### CHALLENGE:
Reproduce the lines of the records below without changing anything.

(Layout annotation records)
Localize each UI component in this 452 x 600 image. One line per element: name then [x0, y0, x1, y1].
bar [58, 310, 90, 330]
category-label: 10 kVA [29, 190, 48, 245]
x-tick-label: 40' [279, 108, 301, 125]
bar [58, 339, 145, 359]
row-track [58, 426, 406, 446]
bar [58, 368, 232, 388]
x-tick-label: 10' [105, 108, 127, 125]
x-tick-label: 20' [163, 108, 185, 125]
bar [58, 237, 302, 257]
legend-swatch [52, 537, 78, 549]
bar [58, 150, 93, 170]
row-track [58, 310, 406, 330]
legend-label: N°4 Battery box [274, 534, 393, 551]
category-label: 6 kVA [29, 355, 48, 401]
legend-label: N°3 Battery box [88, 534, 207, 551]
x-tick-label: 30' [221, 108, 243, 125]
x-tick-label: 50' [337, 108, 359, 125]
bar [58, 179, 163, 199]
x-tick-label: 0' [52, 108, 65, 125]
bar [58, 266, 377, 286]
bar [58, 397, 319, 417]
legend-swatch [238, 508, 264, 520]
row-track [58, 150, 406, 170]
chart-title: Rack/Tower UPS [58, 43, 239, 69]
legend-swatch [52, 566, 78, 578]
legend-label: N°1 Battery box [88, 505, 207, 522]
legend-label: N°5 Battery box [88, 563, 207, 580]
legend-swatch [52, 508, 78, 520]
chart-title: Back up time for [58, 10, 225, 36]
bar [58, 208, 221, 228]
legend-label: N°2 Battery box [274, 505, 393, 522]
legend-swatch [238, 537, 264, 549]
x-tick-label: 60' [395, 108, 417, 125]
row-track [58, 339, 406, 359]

### TASK OUTPUT:
Localize each UI component in this 452 x 600 image. One line per element: name then [x0, y0, x1, y1].
bar [58, 310, 90, 330]
category-label: 10 kVA [29, 190, 48, 245]
x-tick-label: 40' [279, 108, 301, 125]
bar [58, 339, 145, 359]
row-track [58, 426, 406, 446]
bar [58, 368, 232, 388]
x-tick-label: 10' [105, 108, 127, 125]
x-tick-label: 20' [163, 108, 185, 125]
bar [58, 237, 302, 257]
legend-swatch [52, 537, 78, 549]
bar [58, 150, 93, 170]
row-track [58, 310, 406, 330]
legend-label: N°4 Battery box [274, 534, 393, 551]
category-label: 6 kVA [29, 355, 48, 401]
legend-label: N°3 Battery box [88, 534, 207, 551]
x-tick-label: 30' [221, 108, 243, 125]
x-tick-label: 50' [337, 108, 359, 125]
bar [58, 179, 163, 199]
x-tick-label: 0' [52, 108, 65, 125]
bar [58, 266, 377, 286]
bar [58, 397, 319, 417]
legend-swatch [238, 508, 264, 520]
row-track [58, 150, 406, 170]
chart-title: Rack/Tower UPS [58, 43, 239, 69]
legend-swatch [52, 566, 78, 578]
legend-label: N°1 Battery box [88, 505, 207, 522]
legend-label: N°5 Battery box [88, 563, 207, 580]
legend-swatch [52, 508, 78, 520]
chart-title: Back up time for [58, 10, 225, 36]
bar [58, 208, 221, 228]
legend-label: N°2 Battery box [274, 505, 393, 522]
legend-swatch [238, 537, 264, 549]
x-tick-label: 60' [395, 108, 417, 125]
row-track [58, 339, 406, 359]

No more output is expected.